** start of Document **

Ask HN:  What Would It Take To Startup A Telecom Company? - physcab

The obvious answer is money.  But I'm interested in the not-so-obvious.  Thoughts?
======
ismarc
I've been considering an ISP co-op recently, and if the economy finally hits
me, I will probably give it a start. There's a lot of core pieces that are
going to cost the absolute most. Telecommunications is heavily regulated and
there is lots of patents/IP to make sure not to step on. So first, you need a
crack lawyer on hand so the first part gets out the gate properly. Second, you
need infrastructure.

This comes in three forms.

1\. Wires in the ground, you can bury them yourself at really high cost (this
is where current providers have the edge, they were given subsidies in
exchange for time-limited monopolies in areas), you can lease them from
current LECs/providers (I'm not sure what sort of local fiber infrastructure
is leasable, but I know copper's easy to lease at reasonable costs for last
mile).

2\. Backbone. You have to provide a connection to the network you're providing
access to (telephony/internet). With that, you either need connection to the
LATA or peering agreements for internet based traffic. Not cheap.

3\. Infrastructure. To provide reasonable service, you'll need the initial
capacity for 3-4 times your customer base. Eventually, you'll be able to get
to a point where you're over-subscribed but usage patterns keeps quality good
for the consumers.

** end of Document **
** start of Data **

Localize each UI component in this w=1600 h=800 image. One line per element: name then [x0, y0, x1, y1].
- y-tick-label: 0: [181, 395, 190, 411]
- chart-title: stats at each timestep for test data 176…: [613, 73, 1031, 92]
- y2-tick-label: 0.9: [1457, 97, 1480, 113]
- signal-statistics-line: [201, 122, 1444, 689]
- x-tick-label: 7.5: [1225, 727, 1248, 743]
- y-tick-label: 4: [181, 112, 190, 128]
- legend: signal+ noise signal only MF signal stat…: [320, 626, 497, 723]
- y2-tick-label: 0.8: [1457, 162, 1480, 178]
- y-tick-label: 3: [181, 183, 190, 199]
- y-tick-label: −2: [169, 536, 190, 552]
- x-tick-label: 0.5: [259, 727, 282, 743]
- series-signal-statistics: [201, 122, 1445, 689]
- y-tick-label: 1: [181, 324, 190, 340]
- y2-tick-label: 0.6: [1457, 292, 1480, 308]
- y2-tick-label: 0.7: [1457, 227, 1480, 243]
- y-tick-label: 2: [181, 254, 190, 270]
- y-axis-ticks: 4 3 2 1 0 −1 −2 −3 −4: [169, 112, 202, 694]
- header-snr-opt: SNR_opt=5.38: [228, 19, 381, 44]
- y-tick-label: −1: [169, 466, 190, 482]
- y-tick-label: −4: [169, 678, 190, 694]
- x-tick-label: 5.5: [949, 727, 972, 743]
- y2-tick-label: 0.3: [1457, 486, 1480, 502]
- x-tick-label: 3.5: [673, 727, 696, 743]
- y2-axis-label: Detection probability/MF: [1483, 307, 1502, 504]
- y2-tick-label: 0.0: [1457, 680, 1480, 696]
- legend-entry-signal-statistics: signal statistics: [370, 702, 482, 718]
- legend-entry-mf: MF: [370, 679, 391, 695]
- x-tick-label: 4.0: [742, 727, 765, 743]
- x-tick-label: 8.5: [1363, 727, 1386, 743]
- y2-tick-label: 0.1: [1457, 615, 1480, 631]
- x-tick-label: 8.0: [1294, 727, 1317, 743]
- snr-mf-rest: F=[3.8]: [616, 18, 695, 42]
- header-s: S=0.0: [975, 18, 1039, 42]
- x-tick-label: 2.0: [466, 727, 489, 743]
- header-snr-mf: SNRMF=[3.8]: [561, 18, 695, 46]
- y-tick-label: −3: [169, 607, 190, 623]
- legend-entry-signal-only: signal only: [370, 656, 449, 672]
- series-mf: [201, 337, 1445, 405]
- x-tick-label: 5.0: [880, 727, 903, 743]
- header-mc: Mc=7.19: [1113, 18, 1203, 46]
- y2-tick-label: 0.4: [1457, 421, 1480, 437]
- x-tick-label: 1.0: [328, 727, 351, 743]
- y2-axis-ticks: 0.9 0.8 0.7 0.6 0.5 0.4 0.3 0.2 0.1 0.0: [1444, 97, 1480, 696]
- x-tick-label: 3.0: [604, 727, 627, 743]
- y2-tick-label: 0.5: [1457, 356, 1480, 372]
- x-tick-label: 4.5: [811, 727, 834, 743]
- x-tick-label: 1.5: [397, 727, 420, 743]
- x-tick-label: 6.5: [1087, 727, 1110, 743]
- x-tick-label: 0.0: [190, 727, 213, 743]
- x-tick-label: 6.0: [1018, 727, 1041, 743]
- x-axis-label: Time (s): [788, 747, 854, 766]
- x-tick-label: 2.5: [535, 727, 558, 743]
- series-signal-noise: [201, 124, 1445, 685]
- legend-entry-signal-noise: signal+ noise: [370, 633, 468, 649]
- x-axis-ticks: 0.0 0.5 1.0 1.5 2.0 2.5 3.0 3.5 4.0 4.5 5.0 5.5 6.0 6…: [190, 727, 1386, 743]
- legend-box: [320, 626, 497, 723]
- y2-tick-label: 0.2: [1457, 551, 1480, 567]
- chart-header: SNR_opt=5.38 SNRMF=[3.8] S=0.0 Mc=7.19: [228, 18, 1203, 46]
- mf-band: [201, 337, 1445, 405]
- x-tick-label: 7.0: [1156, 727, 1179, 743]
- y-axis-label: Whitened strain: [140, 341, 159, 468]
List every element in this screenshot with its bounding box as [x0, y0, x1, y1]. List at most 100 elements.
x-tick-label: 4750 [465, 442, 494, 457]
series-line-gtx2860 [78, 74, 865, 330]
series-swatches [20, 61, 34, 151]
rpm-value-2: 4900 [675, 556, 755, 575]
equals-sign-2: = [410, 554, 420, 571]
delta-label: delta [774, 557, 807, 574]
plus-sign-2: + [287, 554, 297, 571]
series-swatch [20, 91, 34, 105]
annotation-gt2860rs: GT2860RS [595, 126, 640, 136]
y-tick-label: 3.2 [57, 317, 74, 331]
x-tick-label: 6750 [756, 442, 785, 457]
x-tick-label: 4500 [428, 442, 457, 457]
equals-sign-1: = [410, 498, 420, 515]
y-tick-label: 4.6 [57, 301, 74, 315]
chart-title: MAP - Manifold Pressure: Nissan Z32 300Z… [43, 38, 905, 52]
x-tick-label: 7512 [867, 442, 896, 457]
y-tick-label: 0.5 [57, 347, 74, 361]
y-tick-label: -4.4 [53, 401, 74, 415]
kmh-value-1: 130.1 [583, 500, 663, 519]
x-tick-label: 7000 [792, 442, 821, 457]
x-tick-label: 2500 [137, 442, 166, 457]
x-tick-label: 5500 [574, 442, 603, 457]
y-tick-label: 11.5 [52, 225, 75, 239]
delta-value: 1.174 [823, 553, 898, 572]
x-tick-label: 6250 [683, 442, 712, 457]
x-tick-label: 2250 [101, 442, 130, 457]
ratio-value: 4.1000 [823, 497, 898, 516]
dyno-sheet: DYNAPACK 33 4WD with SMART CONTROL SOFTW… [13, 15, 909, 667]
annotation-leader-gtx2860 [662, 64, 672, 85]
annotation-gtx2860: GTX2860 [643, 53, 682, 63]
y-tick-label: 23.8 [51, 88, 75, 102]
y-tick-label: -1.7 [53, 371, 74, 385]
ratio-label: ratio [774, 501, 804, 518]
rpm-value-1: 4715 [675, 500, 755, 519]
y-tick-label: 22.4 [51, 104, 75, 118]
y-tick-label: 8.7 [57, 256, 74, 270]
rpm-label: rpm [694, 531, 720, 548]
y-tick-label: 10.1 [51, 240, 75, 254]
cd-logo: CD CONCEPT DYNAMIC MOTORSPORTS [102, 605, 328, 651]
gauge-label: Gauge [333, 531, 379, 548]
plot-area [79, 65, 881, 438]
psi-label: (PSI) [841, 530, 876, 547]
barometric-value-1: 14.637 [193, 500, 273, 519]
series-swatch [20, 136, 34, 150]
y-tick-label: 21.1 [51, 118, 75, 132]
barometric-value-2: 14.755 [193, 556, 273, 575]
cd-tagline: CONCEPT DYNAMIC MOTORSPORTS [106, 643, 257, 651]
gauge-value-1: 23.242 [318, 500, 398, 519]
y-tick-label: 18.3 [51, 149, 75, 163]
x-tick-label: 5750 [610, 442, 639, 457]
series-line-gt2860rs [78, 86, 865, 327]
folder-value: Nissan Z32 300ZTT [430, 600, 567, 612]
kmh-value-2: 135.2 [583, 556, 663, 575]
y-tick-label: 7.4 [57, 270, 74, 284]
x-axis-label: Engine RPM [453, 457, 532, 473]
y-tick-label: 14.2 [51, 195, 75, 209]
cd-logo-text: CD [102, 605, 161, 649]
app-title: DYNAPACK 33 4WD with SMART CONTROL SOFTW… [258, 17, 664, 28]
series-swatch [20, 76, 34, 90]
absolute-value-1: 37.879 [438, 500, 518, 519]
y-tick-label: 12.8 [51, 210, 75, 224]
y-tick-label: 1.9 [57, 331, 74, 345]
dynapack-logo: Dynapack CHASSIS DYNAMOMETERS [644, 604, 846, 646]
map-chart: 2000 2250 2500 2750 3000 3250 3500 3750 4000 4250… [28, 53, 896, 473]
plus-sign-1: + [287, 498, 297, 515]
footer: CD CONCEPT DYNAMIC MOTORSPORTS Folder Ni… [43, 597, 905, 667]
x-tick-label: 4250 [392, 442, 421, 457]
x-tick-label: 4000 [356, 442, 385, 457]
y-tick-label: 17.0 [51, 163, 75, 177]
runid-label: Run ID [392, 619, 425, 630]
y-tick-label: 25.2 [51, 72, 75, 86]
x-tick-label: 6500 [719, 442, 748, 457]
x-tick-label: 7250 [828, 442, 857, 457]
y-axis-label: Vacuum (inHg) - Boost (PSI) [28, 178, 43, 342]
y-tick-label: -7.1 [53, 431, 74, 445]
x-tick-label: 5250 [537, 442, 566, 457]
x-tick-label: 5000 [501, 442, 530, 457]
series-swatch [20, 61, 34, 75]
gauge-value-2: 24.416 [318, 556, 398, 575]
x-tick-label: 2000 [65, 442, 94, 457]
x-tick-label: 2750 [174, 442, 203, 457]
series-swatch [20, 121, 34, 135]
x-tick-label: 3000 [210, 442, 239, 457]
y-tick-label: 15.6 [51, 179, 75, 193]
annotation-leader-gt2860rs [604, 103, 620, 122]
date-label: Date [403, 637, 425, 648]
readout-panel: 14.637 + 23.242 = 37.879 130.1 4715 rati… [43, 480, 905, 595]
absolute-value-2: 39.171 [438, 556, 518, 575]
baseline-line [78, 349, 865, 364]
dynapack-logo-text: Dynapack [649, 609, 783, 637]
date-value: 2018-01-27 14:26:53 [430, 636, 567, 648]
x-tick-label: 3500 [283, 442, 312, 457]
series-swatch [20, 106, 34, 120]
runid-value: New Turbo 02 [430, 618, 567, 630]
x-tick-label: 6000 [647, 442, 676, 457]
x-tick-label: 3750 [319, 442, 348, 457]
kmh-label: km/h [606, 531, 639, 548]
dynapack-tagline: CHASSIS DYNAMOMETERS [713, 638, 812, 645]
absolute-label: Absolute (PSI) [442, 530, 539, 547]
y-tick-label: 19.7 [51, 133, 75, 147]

** end of Data **

→ **What to do**:
a: In the telecom startup thread, list the forms of infrastructure that the numbered points name.
b: Translate this sentence from the telecom startup thread into Spanish: "Telecommunications is heavily regulated and there is lots of patents/IP to make sure not to step on."
The material has no connection to the telecom startup thread.

→ **Responses for each task**:
a:
Wires in the ground
Backbone
Infrastructure

b: Las telecomunicaciones están muy reguladas y hay muchas patentes y mucha propiedad intelectual que hay que procurar no infringir.